Stored items:

((

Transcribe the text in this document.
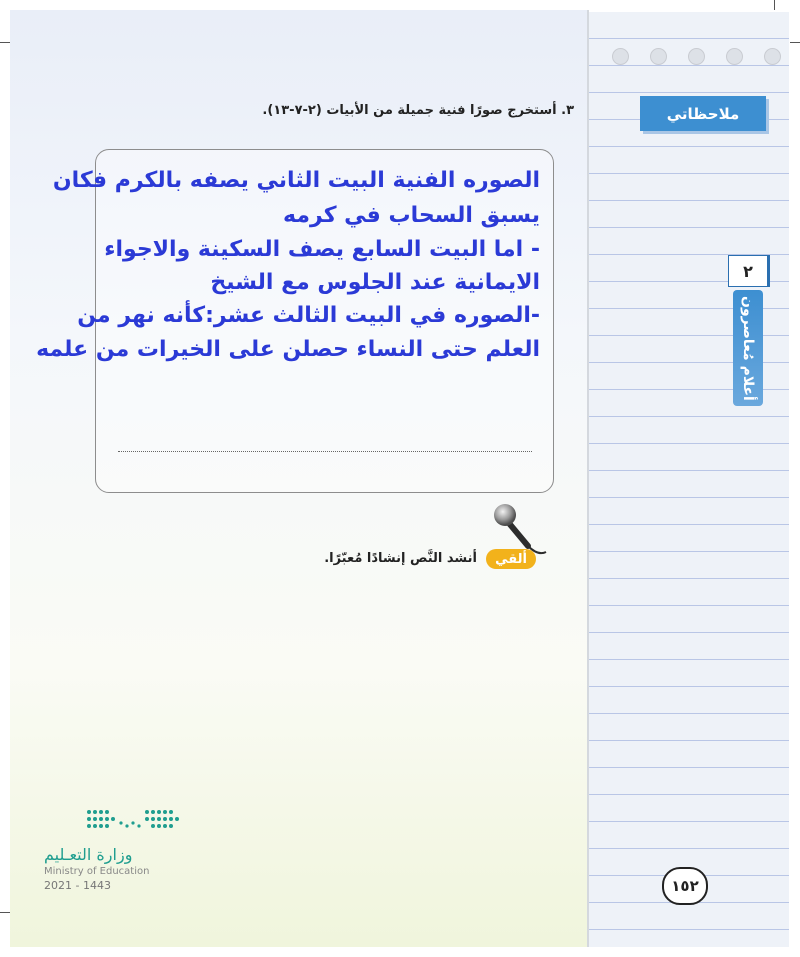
ملاحظاتي
٢
أعلام مُعاصرون
٣. أستخرج صورًا فنية جميلة من الأبيات (٢-٧-١٣).
الصوره الفنية البيت الثاني يصفه بالكرم فكان
يسبق السحاب في كرمه
- اما البيت السابع يصف السكينة والاجواء
الايمانية عند الجلوس مع الشيخ
-الصوره في البيت الثالث عشر:كأنه نهر من
العلم حتى النساء حصلن على الخيرات من علمه
ألقي
أنشد النَّص إنشادًا مُعبّرًا.
وزارة التعـليم
Ministry of Education
2021 - 1443	١٥٢
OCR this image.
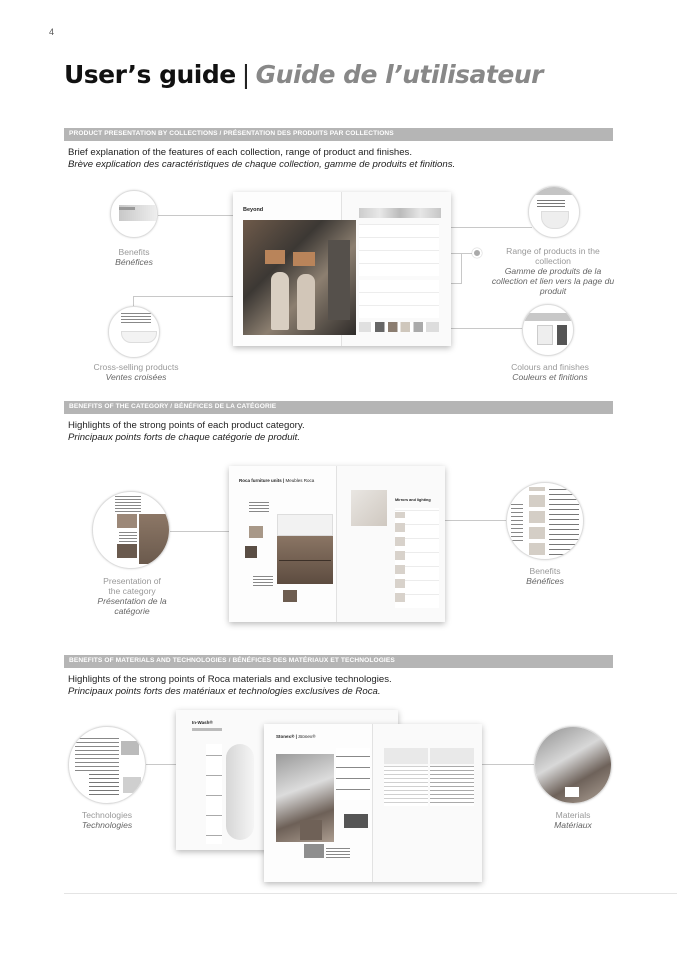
4
User’s guide | Guide de l’utilisateur
PRODUCT PRESENTATION BY COLLECTIONS / PRÉSENTATION DES PRODUITS PAR COLLECTIONS
Brief explanation of the features of each collection, range of product and finishes.
Brève explication des caractéristiques de chaque collection, gamme de produits et finitions.
Beyond
Benefits
Bénéfices
Cross-selling products
Ventes croisées
Range of products in the collection
Gamme de produits de la collection et lien vers la page du produit
Colours and finishes
Couleurs et finitions
BENEFITS OF THE CATEGORY / BÉNÉFICES DE LA CATÉGORIE
Highlights of the strong points of each product category.
Principaux points forts de chaque catégorie de produit.
Roca furniture units | Meubles Roca
Mirrors and lighting
Presentation of the category
Présentation de la catégorie
Benefits
Bénéfices
BENEFITS OF MATERIALS AND TECHNOLOGIES / BÉNÉFICES DES MATÉRIAUX ET TECHNOLOGIES
Highlights of the strong points of Roca materials and exclusive technologies.
Principaux points forts des matériaux et technologies exclusives de Roca.
In-Wash®
Stonex® | Stonex®
Technologies
Technologies
Materials
Matériaux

))

To be done: Reproduce all the entries that precede this task, word for word, minus any pictures.

Solution to the exercise:
Transcribe the text in this document.
ملاحظاتي
٢
أعلام مُعاصرون
٣. أستخرج صورًا فنية جميلة من الأبيات (٢-٧-١٣).
الصوره الفنية البيت الثاني يصفه بالكرم فكان
يسبق السحاب في كرمه
- اما البيت السابع يصف السكينة والاجواء
الايمانية عند الجلوس مع الشيخ
-الصوره في البيت الثالث عشر:كأنه نهر من
العلم حتى النساء حصلن على الخيرات من علمه
ألقي
أنشد النَّص إنشادًا مُعبّرًا.
وزارة التعـليم
Ministry of Education
2021 - 1443	١٥٢
OCR this image.
4
User’s guide | Guide de l’utilisateur
PRODUCT PRESENTATION BY COLLECTIONS / PRÉSENTATION DES PRODUITS PAR COLLECTIONS
Brief explanation of the features of each collection, range of product and finishes.
Brève explication des caractéristiques de chaque collection, gamme de produits et finitions.
Beyond
Benefits
Bénéfices
Cross-selling products
Ventes croisées
Range of products in the collection
Gamme de produits de la collection et lien vers la page du produit
Colours and finishes
Couleurs et finitions
BENEFITS OF THE CATEGORY / BÉNÉFICES DE LA CATÉGORIE
Highlights of the strong points of each product category.
Principaux points forts de chaque catégorie de produit.
Roca furniture units | Meubles Roca
Mirrors and lighting
Presentation of the category
Présentation de la catégorie
Benefits
Bénéfices
BENEFITS OF MATERIALS AND TECHNOLOGIES / BÉNÉFICES DES MATÉRIAUX ET TECHNOLOGIES
Highlights of the strong points of Roca materials and exclusive technologies.
Principaux points forts des matériaux et technologies exclusives de Roca.
In-Wash®
Stonex® | Stonex®
Technologies
Technologies
Materials
Matériaux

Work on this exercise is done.